## Dataset excerpts
◇ ◇ ◇ ◇ ◇

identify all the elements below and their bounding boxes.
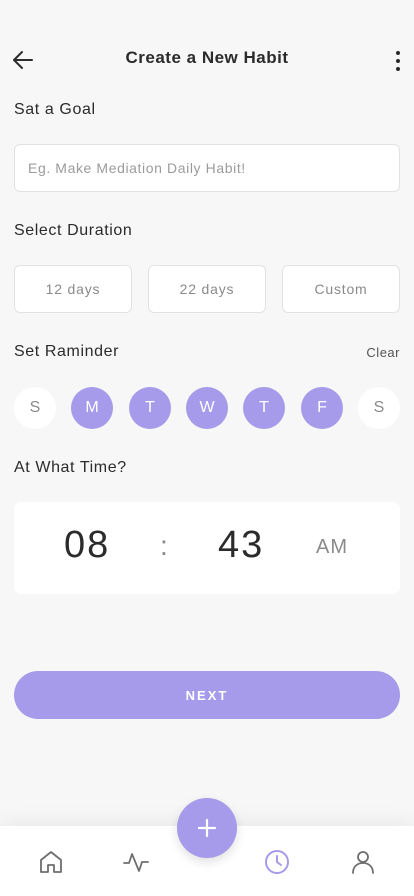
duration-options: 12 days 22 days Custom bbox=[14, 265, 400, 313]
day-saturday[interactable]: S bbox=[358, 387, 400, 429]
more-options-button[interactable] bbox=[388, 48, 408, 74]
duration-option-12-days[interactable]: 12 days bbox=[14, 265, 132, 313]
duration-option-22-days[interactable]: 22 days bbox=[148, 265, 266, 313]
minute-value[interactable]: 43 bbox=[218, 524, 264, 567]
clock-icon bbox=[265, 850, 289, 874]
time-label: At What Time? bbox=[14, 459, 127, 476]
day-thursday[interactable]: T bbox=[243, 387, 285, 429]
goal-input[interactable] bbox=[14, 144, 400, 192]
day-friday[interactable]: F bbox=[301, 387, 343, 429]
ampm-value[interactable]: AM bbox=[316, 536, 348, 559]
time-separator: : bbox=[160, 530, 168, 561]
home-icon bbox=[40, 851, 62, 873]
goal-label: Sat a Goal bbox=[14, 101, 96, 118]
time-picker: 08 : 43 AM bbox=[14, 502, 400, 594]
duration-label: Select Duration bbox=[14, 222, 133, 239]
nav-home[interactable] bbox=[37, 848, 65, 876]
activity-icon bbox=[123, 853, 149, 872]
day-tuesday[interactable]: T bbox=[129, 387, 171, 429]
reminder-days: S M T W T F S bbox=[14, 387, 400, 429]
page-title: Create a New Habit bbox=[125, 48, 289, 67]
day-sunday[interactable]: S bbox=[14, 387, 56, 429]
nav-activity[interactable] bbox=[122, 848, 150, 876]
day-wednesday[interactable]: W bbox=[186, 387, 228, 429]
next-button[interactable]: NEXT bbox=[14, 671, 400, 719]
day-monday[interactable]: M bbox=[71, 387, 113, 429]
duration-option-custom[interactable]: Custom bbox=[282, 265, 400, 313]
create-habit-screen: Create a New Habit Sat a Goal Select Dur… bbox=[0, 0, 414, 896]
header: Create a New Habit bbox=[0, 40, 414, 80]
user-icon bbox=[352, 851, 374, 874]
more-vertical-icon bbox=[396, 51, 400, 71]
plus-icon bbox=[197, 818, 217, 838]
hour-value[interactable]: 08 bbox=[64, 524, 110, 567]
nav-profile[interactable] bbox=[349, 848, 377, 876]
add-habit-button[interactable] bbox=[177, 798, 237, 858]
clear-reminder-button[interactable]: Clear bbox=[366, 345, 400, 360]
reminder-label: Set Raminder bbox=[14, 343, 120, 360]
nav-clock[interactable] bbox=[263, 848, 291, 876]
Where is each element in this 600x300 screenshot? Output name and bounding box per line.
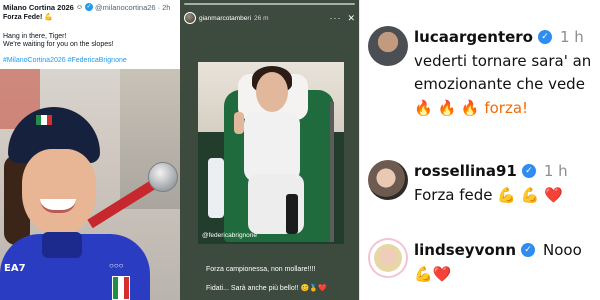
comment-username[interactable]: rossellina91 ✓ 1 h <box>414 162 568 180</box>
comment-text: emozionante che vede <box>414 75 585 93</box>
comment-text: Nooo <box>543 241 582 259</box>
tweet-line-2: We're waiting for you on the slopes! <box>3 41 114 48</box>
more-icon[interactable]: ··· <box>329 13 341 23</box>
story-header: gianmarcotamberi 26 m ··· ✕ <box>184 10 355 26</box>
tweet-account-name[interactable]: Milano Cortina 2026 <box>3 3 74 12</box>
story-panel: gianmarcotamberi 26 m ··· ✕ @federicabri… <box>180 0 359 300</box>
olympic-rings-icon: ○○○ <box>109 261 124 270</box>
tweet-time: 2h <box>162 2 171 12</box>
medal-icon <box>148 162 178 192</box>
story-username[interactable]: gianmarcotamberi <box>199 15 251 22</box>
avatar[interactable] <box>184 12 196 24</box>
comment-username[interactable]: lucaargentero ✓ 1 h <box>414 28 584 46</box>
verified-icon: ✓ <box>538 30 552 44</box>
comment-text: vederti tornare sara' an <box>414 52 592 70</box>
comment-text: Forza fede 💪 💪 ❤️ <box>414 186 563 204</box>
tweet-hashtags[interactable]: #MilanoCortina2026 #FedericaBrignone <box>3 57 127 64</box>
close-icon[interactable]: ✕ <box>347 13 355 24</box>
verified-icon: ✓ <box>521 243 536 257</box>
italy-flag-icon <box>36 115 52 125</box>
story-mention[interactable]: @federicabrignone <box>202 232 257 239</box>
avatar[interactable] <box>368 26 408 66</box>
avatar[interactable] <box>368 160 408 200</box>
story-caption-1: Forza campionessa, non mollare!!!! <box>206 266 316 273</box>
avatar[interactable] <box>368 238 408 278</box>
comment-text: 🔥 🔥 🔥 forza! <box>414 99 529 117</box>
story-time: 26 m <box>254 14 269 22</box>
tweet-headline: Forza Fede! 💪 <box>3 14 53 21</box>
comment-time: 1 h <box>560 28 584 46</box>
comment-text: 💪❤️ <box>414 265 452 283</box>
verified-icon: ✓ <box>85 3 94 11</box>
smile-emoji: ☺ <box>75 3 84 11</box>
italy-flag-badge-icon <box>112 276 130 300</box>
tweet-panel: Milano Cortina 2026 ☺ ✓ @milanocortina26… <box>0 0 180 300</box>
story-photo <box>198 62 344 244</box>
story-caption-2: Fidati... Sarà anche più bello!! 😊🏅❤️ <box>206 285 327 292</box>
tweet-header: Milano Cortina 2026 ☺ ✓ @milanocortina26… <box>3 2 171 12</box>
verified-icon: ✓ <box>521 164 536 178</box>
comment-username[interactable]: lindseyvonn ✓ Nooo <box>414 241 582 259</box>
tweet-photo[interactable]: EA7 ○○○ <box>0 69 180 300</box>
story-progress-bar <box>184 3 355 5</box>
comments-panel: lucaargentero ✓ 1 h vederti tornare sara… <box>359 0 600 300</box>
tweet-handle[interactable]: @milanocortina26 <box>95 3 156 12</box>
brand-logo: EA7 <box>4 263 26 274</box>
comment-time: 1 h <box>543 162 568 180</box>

◇ ◇ ◇ ◇ ◇

## Set problem
Copy every line of the data above word for word, leaving out the pictures.

## Task result
identify all the elements below and their bounding boxes.
duration-options: 12 days 22 days Custom bbox=[14, 265, 400, 313]
day-saturday[interactable]: S bbox=[358, 387, 400, 429]
more-options-button[interactable] bbox=[388, 48, 408, 74]
duration-option-12-days[interactable]: 12 days bbox=[14, 265, 132, 313]
duration-option-22-days[interactable]: 22 days bbox=[148, 265, 266, 313]
minute-value[interactable]: 43 bbox=[218, 524, 264, 567]
clock-icon bbox=[265, 850, 289, 874]
time-label: At What Time? bbox=[14, 459, 127, 476]
day-thursday[interactable]: T bbox=[243, 387, 285, 429]
goal-input[interactable] bbox=[14, 144, 400, 192]
day-friday[interactable]: F bbox=[301, 387, 343, 429]
ampm-value[interactable]: AM bbox=[316, 536, 348, 559]
time-separator: : bbox=[160, 530, 168, 561]
home-icon bbox=[40, 851, 62, 873]
goal-label: Sat a Goal bbox=[14, 101, 96, 118]
time-picker: 08 : 43 AM bbox=[14, 502, 400, 594]
duration-label: Select Duration bbox=[14, 222, 133, 239]
nav-home[interactable] bbox=[37, 848, 65, 876]
activity-icon bbox=[123, 853, 149, 872]
day-tuesday[interactable]: T bbox=[129, 387, 171, 429]
reminder-days: S M T W T F S bbox=[14, 387, 400, 429]
page-title: Create a New Habit bbox=[125, 48, 289, 67]
day-sunday[interactable]: S bbox=[14, 387, 56, 429]
nav-activity[interactable] bbox=[122, 848, 150, 876]
day-wednesday[interactable]: W bbox=[186, 387, 228, 429]
next-button[interactable]: NEXT bbox=[14, 671, 400, 719]
day-monday[interactable]: M bbox=[71, 387, 113, 429]
duration-option-custom[interactable]: Custom bbox=[282, 265, 400, 313]
create-habit-screen: Create a New Habit Sat a Goal Select Dur… bbox=[0, 0, 414, 896]
header: Create a New Habit bbox=[0, 40, 414, 80]
user-icon bbox=[352, 851, 374, 874]
more-vertical-icon bbox=[396, 51, 400, 71]
plus-icon bbox=[197, 818, 217, 838]
hour-value[interactable]: 08 bbox=[64, 524, 110, 567]
nav-profile[interactable] bbox=[349, 848, 377, 876]
add-habit-button[interactable] bbox=[177, 798, 237, 858]
clear-reminder-button[interactable]: Clear bbox=[366, 345, 400, 360]
reminder-label: Set Raminder bbox=[14, 343, 120, 360]
nav-clock[interactable] bbox=[263, 848, 291, 876]
Where is each element in this 600x300 screenshot? Output name and bounding box per line.
comment-username[interactable]: rossellina91 ✓ 1 h <box>414 162 568 180</box>
comment-text: emozionante che vede <box>414 75 585 93</box>
comment-text: Nooo <box>543 241 582 259</box>
tweet-line-2: We're waiting for you on the slopes! <box>3 41 114 48</box>
more-icon[interactable]: ··· <box>329 13 341 23</box>
story-header: gianmarcotamberi 26 m ··· ✕ <box>184 10 355 26</box>
tweet-account-name[interactable]: Milano Cortina 2026 <box>3 3 74 12</box>
story-panel: gianmarcotamberi 26 m ··· ✕ @federicabri… <box>180 0 359 300</box>
olympic-rings-icon: ○○○ <box>109 261 124 270</box>
tweet-time: 2h <box>162 2 171 12</box>
medal-icon <box>148 162 178 192</box>
story-username[interactable]: gianmarcotamberi <box>199 15 251 22</box>
avatar[interactable] <box>184 12 196 24</box>
comment-username[interactable]: lucaargentero ✓ 1 h <box>414 28 584 46</box>
verified-icon: ✓ <box>538 30 552 44</box>
comment-text: vederti tornare sara' an <box>414 52 592 70</box>
comment-text: Forza fede 💪 💪 ❤️ <box>414 186 563 204</box>
tweet-hashtags[interactable]: #MilanoCortina2026 #FedericaBrignone <box>3 57 127 64</box>
close-icon[interactable]: ✕ <box>347 13 355 24</box>
verified-icon: ✓ <box>521 243 536 257</box>
italy-flag-icon <box>36 115 52 125</box>
story-mention[interactable]: @federicabrignone <box>202 232 257 239</box>
avatar[interactable] <box>368 26 408 66</box>
avatar[interactable] <box>368 160 408 200</box>
story-caption-1: Forza campionessa, non mollare!!!! <box>206 266 316 273</box>
avatar[interactable] <box>368 238 408 278</box>
comment-text: 🔥 🔥 🔥 forza! <box>414 99 529 117</box>
story-time: 26 m <box>254 14 269 22</box>
tweet-headline: Forza Fede! 💪 <box>3 14 53 21</box>
comment-time: 1 h <box>560 28 584 46</box>
comment-text: 💪❤️ <box>414 265 452 283</box>
verified-icon: ✓ <box>85 3 94 11</box>
smile-emoji: ☺ <box>75 3 84 11</box>
italy-flag-badge-icon <box>112 276 130 300</box>
tweet-panel: Milano Cortina 2026 ☺ ✓ @milanocortina26… <box>0 0 180 300</box>
story-photo <box>198 62 344 244</box>
story-caption-2: Fidati... Sarà anche più bello!! 😊🏅❤️ <box>206 285 327 292</box>
tweet-header: Milano Cortina 2026 ☺ ✓ @milanocortina26… <box>3 2 171 12</box>
verified-icon: ✓ <box>521 164 536 178</box>
comment-username[interactable]: lindseyvonn ✓ Nooo <box>414 241 582 259</box>
tweet-photo[interactable]: EA7 ○○○ <box>0 69 180 300</box>
story-progress-bar <box>184 3 355 5</box>
comments-panel: lucaargentero ✓ 1 h vederti tornare sara… <box>359 0 600 300</box>
tweet-handle[interactable]: @milanocortina26 <box>95 3 156 12</box>
brand-logo: EA7 <box>4 263 26 274</box>
comment-time: 1 h <box>543 162 568 180</box>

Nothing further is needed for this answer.